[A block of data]
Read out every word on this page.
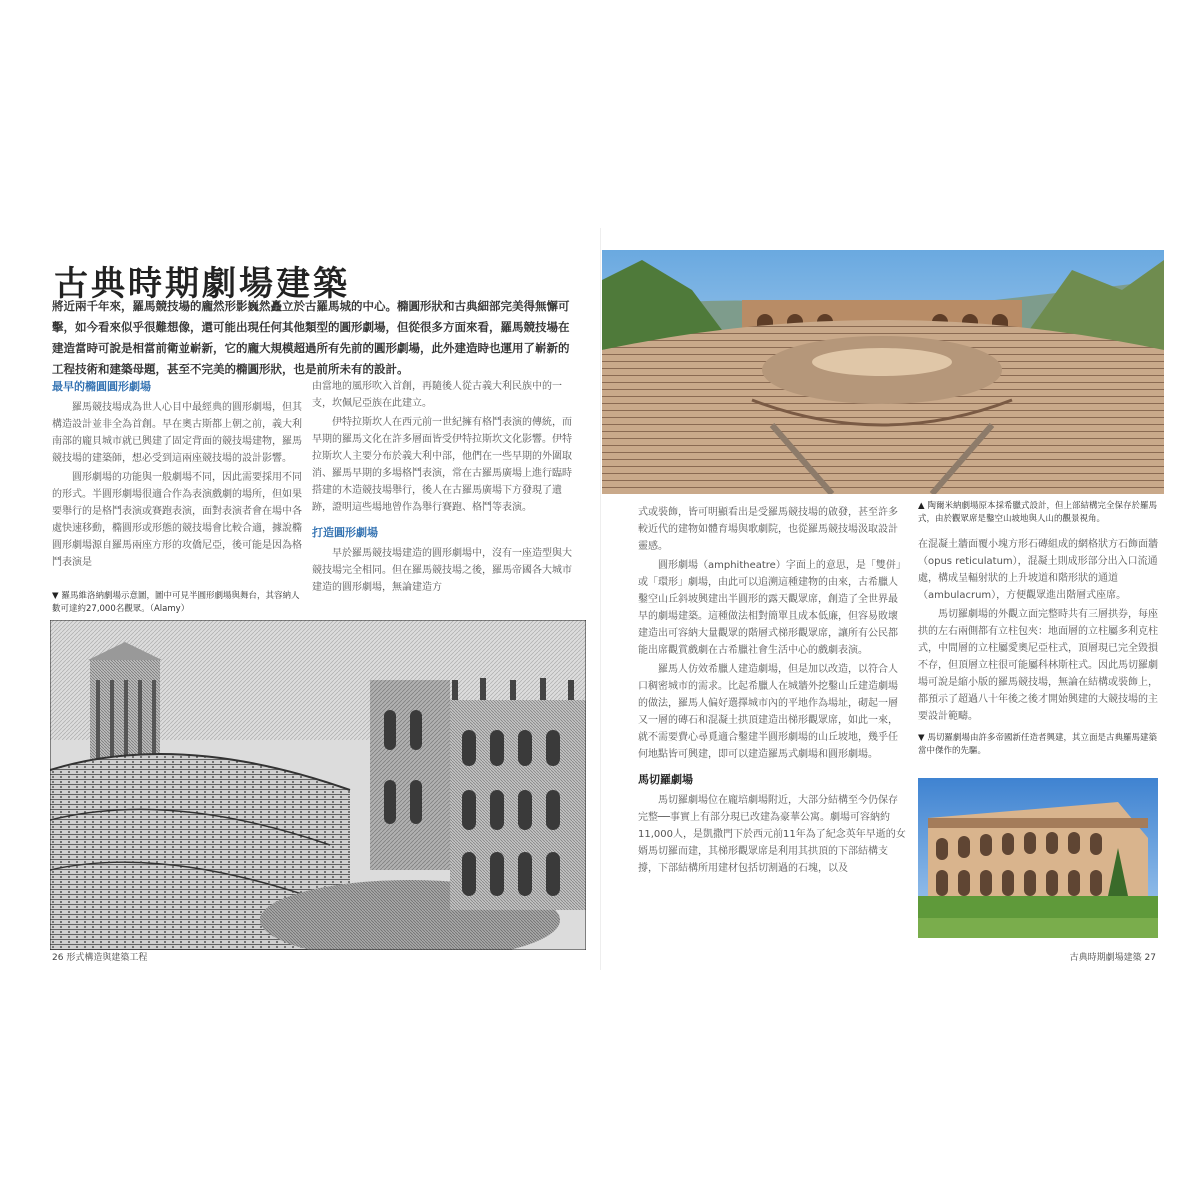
古典時期劇場建築

將近兩千年來，羅馬競技場的龐然形影巍然矗立於古羅馬城的中心。橢圓形狀和古典細部完美得無懈可擊，如今看來似乎很難想像，還可能出現任何其他類型的圓形劇場，但從很多方面來看，羅馬競技場在建造當時可說是相當前衛並嶄新，它的龐大規模超過所有先前的圓形劇場，此外建造時也運用了嶄新的工程技術和建築母題，甚至不完美的橢圓形狀，也是前所未有的設計。

最早的橢圓圓形劇場

羅馬競技場成為世人心目中最經典的圓形劇場，但其構造設計並非全為首創。早在奧古斯都上朝之前，義大利南部的龐貝城市就已興建了固定背面的競技場建物，羅馬競技場的建築師，想必受到這兩座競技場的設計影響。

圓形劇場的功能與一般劇場不同，因此需要採用不同的形式。半圓形劇場很適合作為表演戲劇的場所，但如果要舉行的是格鬥表演或賽跑表演，面對表演者會在場中各處快速移動，橢圓形或形態的競技場會比較合適，據說橢圓形劇場源自羅馬兩座方形的攻僑尼亞，後可能是因為格鬥表演是

由當地的風形吹入首創，再隨後人從古義大利民族中的一支，坎佩尼亞族在此建立。

伊特拉斯坎人在西元前一世紀擁有格鬥表演的傳統，而早期的羅馬文化在許多層面皆受伊特拉斯坎文化影響。伊特拉斯坎人主要分布於義大利中部，他們在一些早期的外圍取消、羅馬早期的多場格鬥表演，常在古羅馬廣場上進行臨時搭建的木造競技場舉行，後人在古羅馬廣場下方發現了遺跡，證明這些場地曾作為舉行賽跑、格鬥等表演。

打造圓形劇場

早於羅馬競技場建造的圓形劇場中，沒有一座造型與大競技場完全相同。但在羅馬競技場之後，羅馬帝國各大城市建造的圓形劇場，無論建造方

▼ 羅馬維洛納劇場示意圖，圖中可見半圓形劇場與舞台，其容納人數可達約27,000名觀眾。（Alamy）
26 形式構造與建築工程
▲ 陶爾米納劇場原本採希臘式設計，但上部結構完全保存於羅馬式，由於觀眾席是鑿空山坡地與人山的觀景視角。

式或裝飾，皆可明顯看出是受羅馬競技場的啟發，甚至許多較近代的建物如體育場與歌劇院，也從羅馬競技場汲取設計靈感。

圓形劇場（amphitheatre）字面上的意思，是「雙併」或「環形」劇場，由此可以追溯這種建物的由來，古希臘人鑿空山丘斜坡興建出半圓形的露天觀眾席，創造了全世界最早的劇場建築。這種做法相對簡單且成本低廉，但容易敗壞建造出可容納大量觀眾的階層式梯形觀眾席，讓所有公民都能出席觀賞戲劇在古希臘社會生活中心的戲劇表演。

羅馬人仿效希臘人建造劇場，但是加以改造，以符合人口稠密城市的需求。比起希臘人在城牆外挖鑿山丘建造劇場的做法，羅馬人偏好選擇城市內的平地作為場址，砌起一層又一層的磚石和混凝土拱頂建造出梯形觀眾席，如此一來，就不需要費心尋覓適合鑿建半圓形劇場的山丘坡地，幾乎任何地點皆可興建，即可以建造羅馬式劇場和圓形劇場。

馬切羅劇場

馬切羅劇場位在龐培劇場附近，大部分結構至今仍保存完整──事實上有部分現已改建為豪華公寓。劇場可容納約11,000人，是凱撒門下於西元前11年為了紀念英年早逝的女婿馬切羅而建，其梯形觀眾席是利用其拱頂的下部結構支撐，下部結構所用建材包括切割過的石塊，以及

在混凝土牆面覆小塊方形石磚組成的網格狀方石飾面牆（opus reticulatum），混凝土則成形部分出入口流通處，構成呈輻射狀的上升坡道和階形狀的通道（ambulacrum），方便觀眾進出階層式座席。

馬切羅劇場的外觀立面完整時共有三層拱券，每座拱的左右兩側都有立柱包夾：地面層的立柱屬多利克柱式，中間層的立柱屬愛奧尼亞柱式，頂層現已完全毀損不存，但頂層立柱很可能屬科林斯柱式。因此馬切羅劇場可說是縮小版的羅馬競技場，無論在結構或裝飾上，都預示了超過八十年後之後才開始興建的大競技場的主要設計範疇。

▼ 馬切羅劇場由許多帝國新任造者興建，其立面是古典羅馬建築當中傑作的先驅。
古典時期劇場建築 27
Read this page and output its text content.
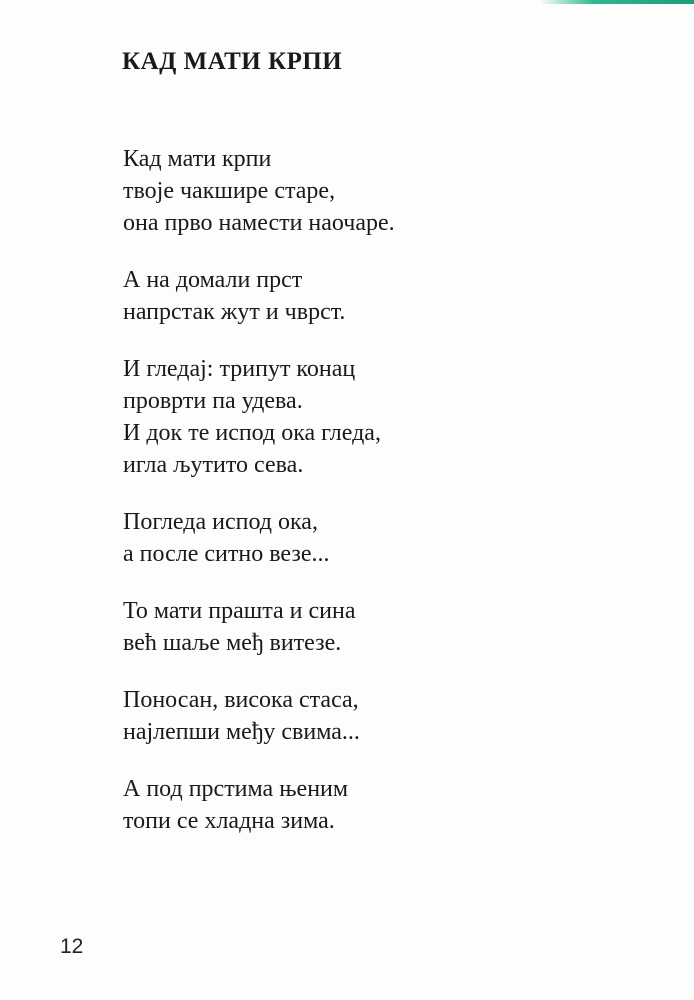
КАД МАТИ КРПИ
Кад мати крпи
твоје чакшире старе,
она прво намести наочаре.
А на домали прст
напрстак жут и чврст.
И гледај: трипут конац
проврти па удева.
И док те испод ока гледа,
игла љутито сева.
Погледа испод ока,
а после ситно везе...
То мати прашта и сина
већ шаље међ витезе.
Поносан, висока стаса,
најлепши међу свима...
А под прстима њеним
топи се хладна зима.
12
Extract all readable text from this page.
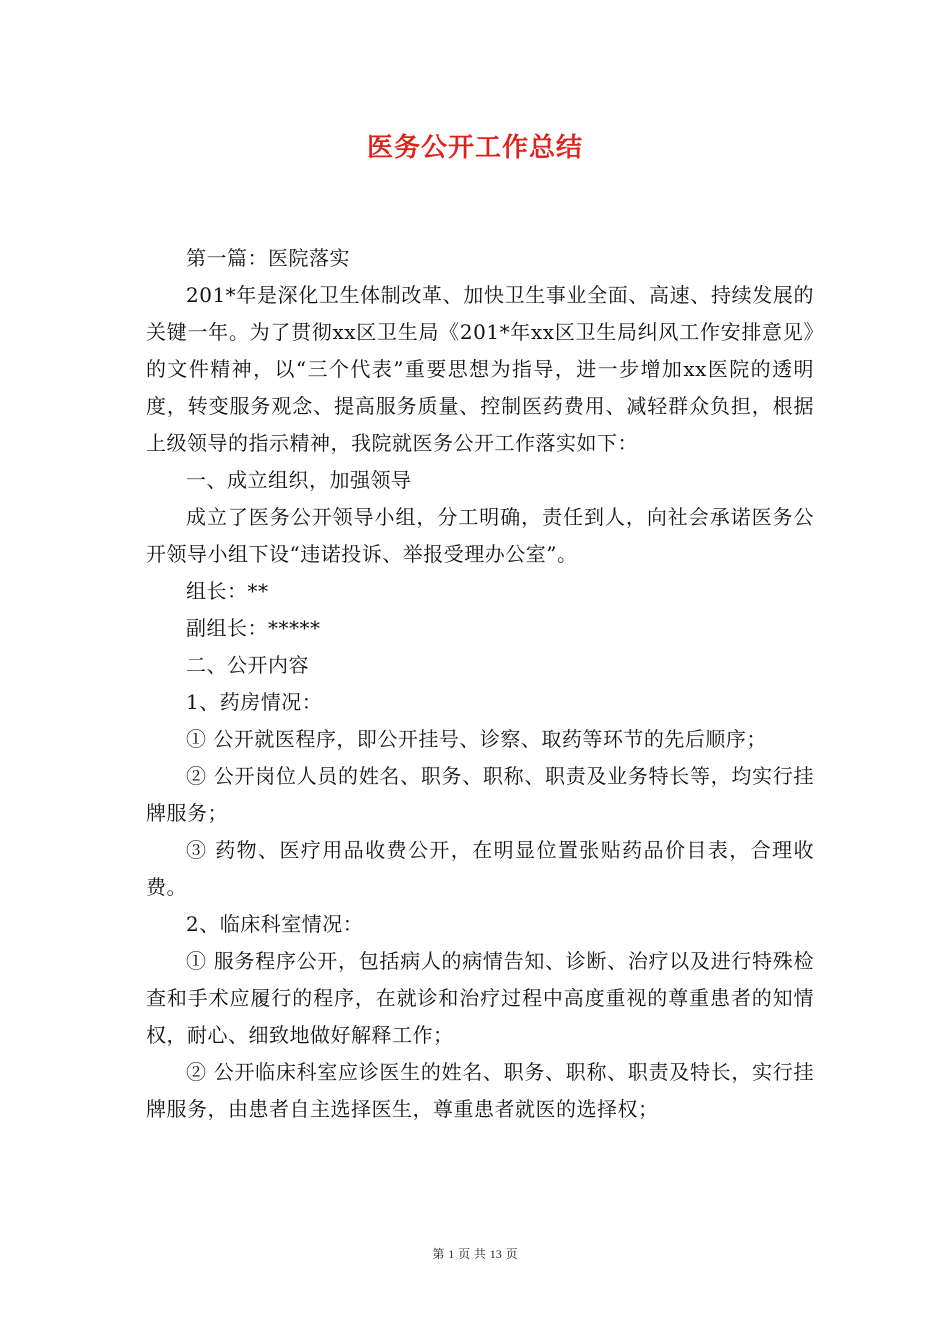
医务公开工作总结

第一篇：医院落实

201*年是深化卫生体制改革、加快卫生事业全面、高速、持续发展的关键一年。为了贯彻xx区卫生局《201*年xx区卫生局纠风工作安排意见》的文件精神，以“三个代表”重要思想为指导，进一步增加xx医院的透明度，转变服务观念、提高服务质量、控制医药费用、减轻群众负担，根据上级领导的指示精神，我院就医务公开工作落实如下：

一、成立组织，加强领导

成立了医务公开领导小组，分工明确，责任到人，向社会承诺医务公开领导小组下设“违诺投诉、举报受理办公室”。

组长：**

副组长：*****

二、公开内容

1、药房情况：

① 公开就医程序，即公开挂号、诊察、取药等环节的先后顺序；

② 公开岗位人员的姓名、职务、职称、职责及业务特长等，均实行挂牌服务；

③ 药物、医疗用品收费公开，在明显位置张贴药品价目表，合理收费。

2、临床科室情况：

① 服务程序公开，包括病人的病情告知、诊断、治疗以及进行特殊检查和手术应履行的程序，在就诊和治疗过程中高度重视的尊重患者的知情权，耐心、细致地做好解释工作；

② 公开临床科室应诊医生的姓名、职务、职称、职责及特长，实行挂牌服务，由患者自主选择医生，尊重患者就医的选择权；

第 1 页 共 13 页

**REQUIREMENTS:** Report the number of lines above containing the word "this", with no other text.

**ANSWER TO THE TASK:** 3